Dataset content:

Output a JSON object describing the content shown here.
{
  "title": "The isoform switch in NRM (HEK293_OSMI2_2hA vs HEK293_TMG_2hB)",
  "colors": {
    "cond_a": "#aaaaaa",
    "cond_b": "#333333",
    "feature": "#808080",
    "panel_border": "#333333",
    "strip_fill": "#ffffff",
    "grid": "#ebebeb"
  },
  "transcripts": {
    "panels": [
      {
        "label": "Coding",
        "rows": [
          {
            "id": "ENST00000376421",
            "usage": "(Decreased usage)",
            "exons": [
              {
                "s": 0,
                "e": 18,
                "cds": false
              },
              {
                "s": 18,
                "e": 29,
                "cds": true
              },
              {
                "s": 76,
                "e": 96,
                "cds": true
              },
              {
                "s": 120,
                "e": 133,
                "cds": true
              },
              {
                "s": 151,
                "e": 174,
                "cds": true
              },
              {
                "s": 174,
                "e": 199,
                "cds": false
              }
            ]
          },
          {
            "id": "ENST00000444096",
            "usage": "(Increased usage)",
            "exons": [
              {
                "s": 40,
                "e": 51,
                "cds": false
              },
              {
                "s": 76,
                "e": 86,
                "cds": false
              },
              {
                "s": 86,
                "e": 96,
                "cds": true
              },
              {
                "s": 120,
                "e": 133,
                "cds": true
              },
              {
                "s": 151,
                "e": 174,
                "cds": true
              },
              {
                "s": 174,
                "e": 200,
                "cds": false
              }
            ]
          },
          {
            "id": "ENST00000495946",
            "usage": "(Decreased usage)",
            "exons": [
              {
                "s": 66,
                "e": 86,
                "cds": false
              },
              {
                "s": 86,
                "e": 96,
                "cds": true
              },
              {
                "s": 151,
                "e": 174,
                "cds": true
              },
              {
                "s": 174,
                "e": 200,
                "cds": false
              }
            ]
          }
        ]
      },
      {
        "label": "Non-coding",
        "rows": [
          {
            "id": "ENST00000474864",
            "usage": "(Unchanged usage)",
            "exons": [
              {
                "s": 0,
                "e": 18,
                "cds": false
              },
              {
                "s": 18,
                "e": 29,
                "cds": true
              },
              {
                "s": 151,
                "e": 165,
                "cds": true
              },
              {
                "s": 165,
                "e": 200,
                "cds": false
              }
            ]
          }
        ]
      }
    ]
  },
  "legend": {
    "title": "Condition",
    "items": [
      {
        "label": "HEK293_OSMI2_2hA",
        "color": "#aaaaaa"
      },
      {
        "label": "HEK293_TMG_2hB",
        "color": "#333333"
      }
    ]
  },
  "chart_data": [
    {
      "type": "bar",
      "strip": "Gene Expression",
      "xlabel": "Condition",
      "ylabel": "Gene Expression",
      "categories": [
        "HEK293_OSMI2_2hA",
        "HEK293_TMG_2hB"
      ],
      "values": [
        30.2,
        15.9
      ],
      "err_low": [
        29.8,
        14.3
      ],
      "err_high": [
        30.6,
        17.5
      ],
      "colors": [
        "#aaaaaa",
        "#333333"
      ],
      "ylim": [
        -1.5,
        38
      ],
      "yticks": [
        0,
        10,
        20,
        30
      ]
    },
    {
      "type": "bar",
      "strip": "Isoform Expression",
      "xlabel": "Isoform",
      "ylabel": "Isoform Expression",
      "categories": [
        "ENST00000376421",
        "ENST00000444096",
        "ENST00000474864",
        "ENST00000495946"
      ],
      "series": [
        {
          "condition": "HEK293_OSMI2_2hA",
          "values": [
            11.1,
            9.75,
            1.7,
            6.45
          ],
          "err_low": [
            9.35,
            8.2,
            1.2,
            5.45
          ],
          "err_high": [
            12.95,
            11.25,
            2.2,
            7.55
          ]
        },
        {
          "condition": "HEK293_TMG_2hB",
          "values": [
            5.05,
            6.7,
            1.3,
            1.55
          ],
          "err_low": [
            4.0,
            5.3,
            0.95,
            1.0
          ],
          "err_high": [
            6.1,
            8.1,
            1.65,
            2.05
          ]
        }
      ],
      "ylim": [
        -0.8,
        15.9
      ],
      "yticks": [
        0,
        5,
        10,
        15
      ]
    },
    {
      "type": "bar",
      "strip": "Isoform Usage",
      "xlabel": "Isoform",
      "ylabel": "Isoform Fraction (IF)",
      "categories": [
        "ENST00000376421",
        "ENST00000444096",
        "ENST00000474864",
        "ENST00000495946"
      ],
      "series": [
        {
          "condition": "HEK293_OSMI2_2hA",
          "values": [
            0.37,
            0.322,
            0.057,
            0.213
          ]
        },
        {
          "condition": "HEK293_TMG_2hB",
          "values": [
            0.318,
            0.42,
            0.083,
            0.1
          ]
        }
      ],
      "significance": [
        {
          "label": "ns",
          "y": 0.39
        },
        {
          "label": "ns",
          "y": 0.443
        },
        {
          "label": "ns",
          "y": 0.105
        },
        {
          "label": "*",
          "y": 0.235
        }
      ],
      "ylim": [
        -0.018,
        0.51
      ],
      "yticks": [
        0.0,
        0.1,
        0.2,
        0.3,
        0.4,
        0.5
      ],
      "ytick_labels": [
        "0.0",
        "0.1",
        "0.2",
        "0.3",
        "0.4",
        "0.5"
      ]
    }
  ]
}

Written task: Take the entries and copy them out exactly.

Expected answer:
Output a JSON object describing the content shown here.
{
  "title": "The isoform switch in NRM (HEK293_OSMI2_2hA vs HEK293_TMG_2hB)",
  "colors": {
    "cond_a": "#aaaaaa",
    "cond_b": "#333333",
    "feature": "#808080",
    "panel_border": "#333333",
    "strip_fill": "#ffffff",
    "grid": "#ebebeb"
  },
  "transcripts": {
    "panels": [
      {
        "label": "Coding",
        "rows": [
          {
            "id": "ENST00000376421",
            "usage": "(Decreased usage)",
            "exons": [
              {
                "s": 0,
                "e": 18,
                "cds": false
              },
              {
                "s": 18,
                "e": 29,
                "cds": true
              },
              {
                "s": 76,
                "e": 96,
                "cds": true
              },
              {
                "s": 120,
                "e": 133,
                "cds": true
              },
              {
                "s": 151,
                "e": 174,
                "cds": true
              },
              {
                "s": 174,
                "e": 199,
                "cds": false
              }
            ]
          },
          {
            "id": "ENST00000444096",
            "usage": "(Increased usage)",
            "exons": [
              {
                "s": 40,
                "e": 51,
                "cds": false
              },
              {
                "s": 76,
                "e": 86,
                "cds": false
              },
              {
                "s": 86,
                "e": 96,
                "cds": true
              },
              {
                "s": 120,
                "e": 133,
                "cds": true
              },
              {
                "s": 151,
                "e": 174,
                "cds": true
              },
              {
                "s": 174,
                "e": 200,
                "cds": false
              }
            ]
          },
          {
            "id": "ENST00000495946",
            "usage": "(Decreased usage)",
            "exons": [
              {
                "s": 66,
                "e": 86,
                "cds": false
              },
              {
                "s": 86,
                "e": 96,
                "cds": true
              },
              {
                "s": 151,
                "e": 174,
                "cds": true
              },
              {
                "s": 174,
                "e": 200,
                "cds": false
              }
            ]
          }
        ]
      },
      {
        "label": "Non-coding",
        "rows": [
          {
            "id": "ENST00000474864",
            "usage": "(Unchanged usage)",
            "exons": [
              {
                "s": 0,
                "e": 18,
                "cds": false
              },
              {
                "s": 18,
                "e": 29,
                "cds": true
              },
              {
                "s": 151,
                "e": 165,
                "cds": true
              },
              {
                "s": 165,
                "e": 200,
                "cds": false
              }
            ]
          }
        ]
      }
    ]
  },
  "legend": {
    "title": "Condition",
    "items": [
      {
        "label": "HEK293_OSMI2_2hA",
        "color": "#aaaaaa"
      },
      {
        "label": "HEK293_TMG_2hB",
        "color": "#333333"
      }
    ]
  },
  "chart_data": [
    {
      "type": "bar",
      "strip": "Gene Expression",
      "xlabel": "Condition",
      "ylabel": "Gene Expression",
      "categories": [
        "HEK293_OSMI2_2hA",
        "HEK293_TMG_2hB"
      ],
      "values": [
        30.2,
        15.9
      ],
      "err_low": [
        29.8,
        14.3
      ],
      "err_high": [
        30.6,
        17.5
      ],
      "colors": [
        "#aaaaaa",
        "#333333"
      ],
      "ylim": [
        -1.5,
        38
      ],
      "yticks": [
        0,
        10,
        20,
        30
      ]
    },
    {
      "type": "bar",
      "strip": "Isoform Expression",
      "xlabel": "Isoform",
      "ylabel": "Isoform Expression",
      "categories": [
        "ENST00000376421",
        "ENST00000444096",
        "ENST00000474864",
        "ENST00000495946"
      ],
      "series": [
        {
          "condition": "HEK293_OSMI2_2hA",
          "values": [
            11.1,
            9.75,
            1.7,
            6.45
          ],
          "err_low": [
            9.35,
            8.2,
            1.2,
            5.45
          ],
          "err_high": [
            12.95,
            11.25,
            2.2,
            7.55
          ]
        },
        {
          "condition": "HEK293_TMG_2hB",
          "values": [
            5.05,
            6.7,
            1.3,
            1.55
          ],
          "err_low": [
            4.0,
            5.3,
            0.95,
            1.0
          ],
          "err_high": [
            6.1,
            8.1,
            1.65,
            2.05
          ]
        }
      ],
      "ylim": [
        -0.8,
        15.9
      ],
      "yticks": [
        0,
        5,
        10,
        15
      ]
    },
    {
      "type": "bar",
      "strip": "Isoform Usage",
      "xlabel": "Isoform",
      "ylabel": "Isoform Fraction (IF)",
      "categories": [
        "ENST00000376421",
        "ENST00000444096",
        "ENST00000474864",
        "ENST00000495946"
      ],
      "series": [
        {
          "condition": "HEK293_OSMI2_2hA",
          "values": [
            0.37,
            0.322,
            0.057,
            0.213
          ]
        },
        {
          "condition": "HEK293_TMG_2hB",
          "values": [
            0.318,
            0.42,
            0.083,
            0.1
          ]
        }
      ],
      "significance": [
        {
          "label": "ns",
          "y": 0.39
        },
        {
          "label": "ns",
          "y": 0.443
        },
        {
          "label": "ns",
          "y": 0.105
        },
        {
          "label": "*",
          "y": 0.235
        }
      ],
      "ylim": [
        -0.018,
        0.51
      ],
      "yticks": [
        0.0,
        0.1,
        0.2,
        0.3,
        0.4,
        0.5
      ],
      "ytick_labels": [
        "0.0",
        "0.1",
        "0.2",
        "0.3",
        "0.4",
        "0.5"
      ]
    }
  ]
}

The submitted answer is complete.